Stored data entries
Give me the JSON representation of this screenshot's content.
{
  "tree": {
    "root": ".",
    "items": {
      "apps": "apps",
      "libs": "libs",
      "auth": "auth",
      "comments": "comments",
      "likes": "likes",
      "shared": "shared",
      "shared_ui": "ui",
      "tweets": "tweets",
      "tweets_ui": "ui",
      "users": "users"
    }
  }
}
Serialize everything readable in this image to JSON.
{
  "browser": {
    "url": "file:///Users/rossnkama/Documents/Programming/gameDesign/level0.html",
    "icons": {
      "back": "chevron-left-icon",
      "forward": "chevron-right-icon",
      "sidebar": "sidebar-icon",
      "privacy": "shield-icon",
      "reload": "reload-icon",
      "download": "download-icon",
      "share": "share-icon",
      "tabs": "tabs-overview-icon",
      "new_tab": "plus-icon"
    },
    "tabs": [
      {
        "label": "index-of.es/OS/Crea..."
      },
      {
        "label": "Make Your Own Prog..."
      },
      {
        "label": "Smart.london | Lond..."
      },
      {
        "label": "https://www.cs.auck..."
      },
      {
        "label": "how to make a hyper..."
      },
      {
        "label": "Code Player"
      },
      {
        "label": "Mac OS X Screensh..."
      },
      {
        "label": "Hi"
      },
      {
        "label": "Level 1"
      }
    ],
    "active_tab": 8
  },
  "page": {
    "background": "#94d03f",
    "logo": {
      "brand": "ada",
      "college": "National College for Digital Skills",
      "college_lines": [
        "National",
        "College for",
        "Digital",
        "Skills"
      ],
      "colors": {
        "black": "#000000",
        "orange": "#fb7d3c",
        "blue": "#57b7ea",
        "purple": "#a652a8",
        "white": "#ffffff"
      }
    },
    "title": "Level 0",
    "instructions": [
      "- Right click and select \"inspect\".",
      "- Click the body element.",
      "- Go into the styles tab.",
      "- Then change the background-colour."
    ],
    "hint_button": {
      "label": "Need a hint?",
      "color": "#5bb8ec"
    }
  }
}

- [Given task] Extract all lines containing the word "Skills".

- [Finished task]
      "college": "National College for Digital Skills",
        "Skills"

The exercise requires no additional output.